● WHAT YOU WILL DO
Gather all lines with the word "agent代理程序" in them.

● SOURCE MATERIAL
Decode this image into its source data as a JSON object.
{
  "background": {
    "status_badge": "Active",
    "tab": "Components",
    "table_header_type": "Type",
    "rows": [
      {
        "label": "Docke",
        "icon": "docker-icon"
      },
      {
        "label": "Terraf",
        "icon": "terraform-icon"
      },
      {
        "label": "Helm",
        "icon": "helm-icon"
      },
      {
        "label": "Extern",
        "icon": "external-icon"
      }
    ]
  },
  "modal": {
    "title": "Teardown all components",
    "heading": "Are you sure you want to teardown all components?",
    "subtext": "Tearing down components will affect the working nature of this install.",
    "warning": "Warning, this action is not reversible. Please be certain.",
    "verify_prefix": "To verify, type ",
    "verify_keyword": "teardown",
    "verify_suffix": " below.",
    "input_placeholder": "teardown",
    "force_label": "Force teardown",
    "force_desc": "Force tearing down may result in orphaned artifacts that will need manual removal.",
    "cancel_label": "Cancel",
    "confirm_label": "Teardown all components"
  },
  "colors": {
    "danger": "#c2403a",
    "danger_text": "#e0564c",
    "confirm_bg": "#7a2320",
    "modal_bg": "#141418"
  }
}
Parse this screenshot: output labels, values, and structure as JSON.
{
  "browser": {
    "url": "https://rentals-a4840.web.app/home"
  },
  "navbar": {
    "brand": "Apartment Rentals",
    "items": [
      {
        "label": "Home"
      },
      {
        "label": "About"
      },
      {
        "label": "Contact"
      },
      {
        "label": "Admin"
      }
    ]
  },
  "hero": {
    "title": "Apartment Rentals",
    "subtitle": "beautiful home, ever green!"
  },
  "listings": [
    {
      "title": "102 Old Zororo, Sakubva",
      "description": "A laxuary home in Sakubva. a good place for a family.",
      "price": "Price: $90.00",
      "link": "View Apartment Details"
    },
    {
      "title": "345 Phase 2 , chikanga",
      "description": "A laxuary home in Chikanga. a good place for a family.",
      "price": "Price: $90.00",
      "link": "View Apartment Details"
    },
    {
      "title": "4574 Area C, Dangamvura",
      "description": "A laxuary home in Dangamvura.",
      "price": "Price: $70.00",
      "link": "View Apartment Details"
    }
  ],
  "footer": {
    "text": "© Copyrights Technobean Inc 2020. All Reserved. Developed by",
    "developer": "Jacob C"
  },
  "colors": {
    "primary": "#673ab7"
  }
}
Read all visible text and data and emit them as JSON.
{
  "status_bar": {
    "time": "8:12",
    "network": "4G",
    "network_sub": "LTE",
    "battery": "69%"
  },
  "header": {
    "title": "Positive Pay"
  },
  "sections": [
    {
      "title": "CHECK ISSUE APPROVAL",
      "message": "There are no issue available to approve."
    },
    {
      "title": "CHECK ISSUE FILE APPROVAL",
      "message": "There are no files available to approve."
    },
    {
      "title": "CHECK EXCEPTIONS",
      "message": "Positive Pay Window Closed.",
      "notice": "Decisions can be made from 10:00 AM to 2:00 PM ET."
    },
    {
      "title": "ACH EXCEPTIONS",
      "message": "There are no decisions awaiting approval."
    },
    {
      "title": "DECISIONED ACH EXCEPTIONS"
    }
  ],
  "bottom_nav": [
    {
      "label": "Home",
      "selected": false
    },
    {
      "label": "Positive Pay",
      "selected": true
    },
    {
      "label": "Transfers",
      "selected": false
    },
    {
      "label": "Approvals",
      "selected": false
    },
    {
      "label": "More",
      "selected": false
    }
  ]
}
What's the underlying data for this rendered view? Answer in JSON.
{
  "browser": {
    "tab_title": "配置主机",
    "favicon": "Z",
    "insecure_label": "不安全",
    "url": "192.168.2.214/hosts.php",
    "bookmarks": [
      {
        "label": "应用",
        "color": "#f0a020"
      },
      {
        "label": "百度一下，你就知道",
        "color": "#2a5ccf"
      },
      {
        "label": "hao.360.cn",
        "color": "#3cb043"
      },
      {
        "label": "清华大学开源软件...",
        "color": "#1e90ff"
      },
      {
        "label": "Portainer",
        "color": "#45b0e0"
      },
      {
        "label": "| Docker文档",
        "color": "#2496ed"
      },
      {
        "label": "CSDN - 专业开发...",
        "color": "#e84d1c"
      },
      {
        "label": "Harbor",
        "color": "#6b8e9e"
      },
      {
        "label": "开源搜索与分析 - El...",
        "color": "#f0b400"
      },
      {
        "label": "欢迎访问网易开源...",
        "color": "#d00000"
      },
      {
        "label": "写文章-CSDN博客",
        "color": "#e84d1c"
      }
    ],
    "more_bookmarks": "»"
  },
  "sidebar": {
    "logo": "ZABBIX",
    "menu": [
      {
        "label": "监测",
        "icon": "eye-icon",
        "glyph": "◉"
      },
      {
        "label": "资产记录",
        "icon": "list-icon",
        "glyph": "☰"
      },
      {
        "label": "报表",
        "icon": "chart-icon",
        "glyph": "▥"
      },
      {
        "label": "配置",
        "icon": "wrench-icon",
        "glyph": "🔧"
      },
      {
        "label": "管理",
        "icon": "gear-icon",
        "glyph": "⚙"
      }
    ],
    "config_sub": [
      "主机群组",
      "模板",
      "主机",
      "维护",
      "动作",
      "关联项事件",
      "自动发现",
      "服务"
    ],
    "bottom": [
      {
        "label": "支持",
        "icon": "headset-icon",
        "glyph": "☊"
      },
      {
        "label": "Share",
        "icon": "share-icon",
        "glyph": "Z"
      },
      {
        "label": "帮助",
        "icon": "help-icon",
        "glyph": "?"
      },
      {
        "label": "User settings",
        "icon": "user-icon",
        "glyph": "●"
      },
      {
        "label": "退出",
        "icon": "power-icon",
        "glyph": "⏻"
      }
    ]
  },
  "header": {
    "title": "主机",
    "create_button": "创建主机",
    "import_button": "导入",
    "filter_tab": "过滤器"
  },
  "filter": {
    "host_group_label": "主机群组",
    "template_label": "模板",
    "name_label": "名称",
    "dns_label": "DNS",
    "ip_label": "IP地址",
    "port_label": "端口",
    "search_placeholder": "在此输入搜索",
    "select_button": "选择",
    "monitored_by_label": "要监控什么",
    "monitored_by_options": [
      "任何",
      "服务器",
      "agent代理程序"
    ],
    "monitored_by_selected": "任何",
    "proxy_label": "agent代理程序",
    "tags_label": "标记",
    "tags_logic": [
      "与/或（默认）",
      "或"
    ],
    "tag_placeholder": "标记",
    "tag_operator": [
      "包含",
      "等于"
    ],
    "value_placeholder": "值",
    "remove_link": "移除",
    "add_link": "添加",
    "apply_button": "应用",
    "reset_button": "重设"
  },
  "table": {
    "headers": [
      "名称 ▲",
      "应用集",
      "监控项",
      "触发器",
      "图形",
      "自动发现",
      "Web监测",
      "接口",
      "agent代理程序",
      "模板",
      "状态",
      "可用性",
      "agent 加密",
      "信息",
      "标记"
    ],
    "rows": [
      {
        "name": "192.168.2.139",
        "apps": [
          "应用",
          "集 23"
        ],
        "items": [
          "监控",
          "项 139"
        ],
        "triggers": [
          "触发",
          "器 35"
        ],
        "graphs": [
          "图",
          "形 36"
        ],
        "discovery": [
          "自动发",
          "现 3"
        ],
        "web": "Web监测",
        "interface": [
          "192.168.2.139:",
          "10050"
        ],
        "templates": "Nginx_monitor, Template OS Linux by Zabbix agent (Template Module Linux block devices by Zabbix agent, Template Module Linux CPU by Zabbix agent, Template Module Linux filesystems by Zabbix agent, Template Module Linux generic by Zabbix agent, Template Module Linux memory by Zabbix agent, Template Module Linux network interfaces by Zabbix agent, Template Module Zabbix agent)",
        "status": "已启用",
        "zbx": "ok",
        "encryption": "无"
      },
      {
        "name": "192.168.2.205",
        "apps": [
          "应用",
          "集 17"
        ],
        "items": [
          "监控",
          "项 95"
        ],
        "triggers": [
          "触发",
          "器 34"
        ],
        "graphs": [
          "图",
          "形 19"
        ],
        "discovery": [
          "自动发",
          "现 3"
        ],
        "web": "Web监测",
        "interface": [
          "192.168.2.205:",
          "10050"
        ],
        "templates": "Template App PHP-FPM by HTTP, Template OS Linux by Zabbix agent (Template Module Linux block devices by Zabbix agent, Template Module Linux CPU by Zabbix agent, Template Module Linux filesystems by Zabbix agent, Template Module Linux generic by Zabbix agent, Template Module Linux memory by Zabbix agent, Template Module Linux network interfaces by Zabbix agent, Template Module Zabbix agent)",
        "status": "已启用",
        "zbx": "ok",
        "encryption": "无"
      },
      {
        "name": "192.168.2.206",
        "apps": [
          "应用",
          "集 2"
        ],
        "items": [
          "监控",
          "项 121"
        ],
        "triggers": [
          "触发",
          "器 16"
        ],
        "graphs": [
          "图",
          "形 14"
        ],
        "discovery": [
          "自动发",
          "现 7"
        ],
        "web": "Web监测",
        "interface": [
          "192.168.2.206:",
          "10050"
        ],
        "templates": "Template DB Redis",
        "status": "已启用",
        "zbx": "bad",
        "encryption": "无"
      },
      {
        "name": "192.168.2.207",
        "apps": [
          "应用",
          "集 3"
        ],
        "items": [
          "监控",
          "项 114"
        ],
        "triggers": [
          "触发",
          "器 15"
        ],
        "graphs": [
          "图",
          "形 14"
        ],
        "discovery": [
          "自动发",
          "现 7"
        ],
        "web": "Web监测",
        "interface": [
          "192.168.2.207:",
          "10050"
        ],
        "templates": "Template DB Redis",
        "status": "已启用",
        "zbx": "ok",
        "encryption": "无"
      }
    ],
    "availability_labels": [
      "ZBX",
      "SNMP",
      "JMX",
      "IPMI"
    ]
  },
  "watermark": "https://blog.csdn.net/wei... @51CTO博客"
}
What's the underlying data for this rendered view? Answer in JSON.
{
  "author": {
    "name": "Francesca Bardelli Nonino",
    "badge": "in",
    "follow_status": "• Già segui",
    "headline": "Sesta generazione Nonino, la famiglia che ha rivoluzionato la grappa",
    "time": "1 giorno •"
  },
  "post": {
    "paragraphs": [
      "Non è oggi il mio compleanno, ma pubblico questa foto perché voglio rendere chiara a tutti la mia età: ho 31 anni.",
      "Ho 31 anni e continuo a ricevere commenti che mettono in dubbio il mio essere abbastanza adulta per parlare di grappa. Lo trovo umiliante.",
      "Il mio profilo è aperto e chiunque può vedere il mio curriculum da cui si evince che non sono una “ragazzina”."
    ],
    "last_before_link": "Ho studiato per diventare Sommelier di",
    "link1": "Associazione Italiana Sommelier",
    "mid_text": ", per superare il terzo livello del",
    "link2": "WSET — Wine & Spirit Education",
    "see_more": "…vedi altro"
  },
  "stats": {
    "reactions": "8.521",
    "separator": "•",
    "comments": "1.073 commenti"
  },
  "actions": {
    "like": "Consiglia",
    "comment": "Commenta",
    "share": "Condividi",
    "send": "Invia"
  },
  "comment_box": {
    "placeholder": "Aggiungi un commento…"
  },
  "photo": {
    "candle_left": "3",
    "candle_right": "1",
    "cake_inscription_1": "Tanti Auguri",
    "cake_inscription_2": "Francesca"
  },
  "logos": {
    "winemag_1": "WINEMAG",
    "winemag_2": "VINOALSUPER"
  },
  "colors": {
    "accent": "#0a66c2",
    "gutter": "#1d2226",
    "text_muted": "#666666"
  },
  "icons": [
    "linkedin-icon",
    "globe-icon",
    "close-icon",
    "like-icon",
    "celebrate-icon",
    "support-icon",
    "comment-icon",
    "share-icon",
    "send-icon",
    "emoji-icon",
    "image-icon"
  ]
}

● FINISHED ANSWER
      "agent代理程序"
    "proxy_label": "agent代理程序",
      "agent代理程序",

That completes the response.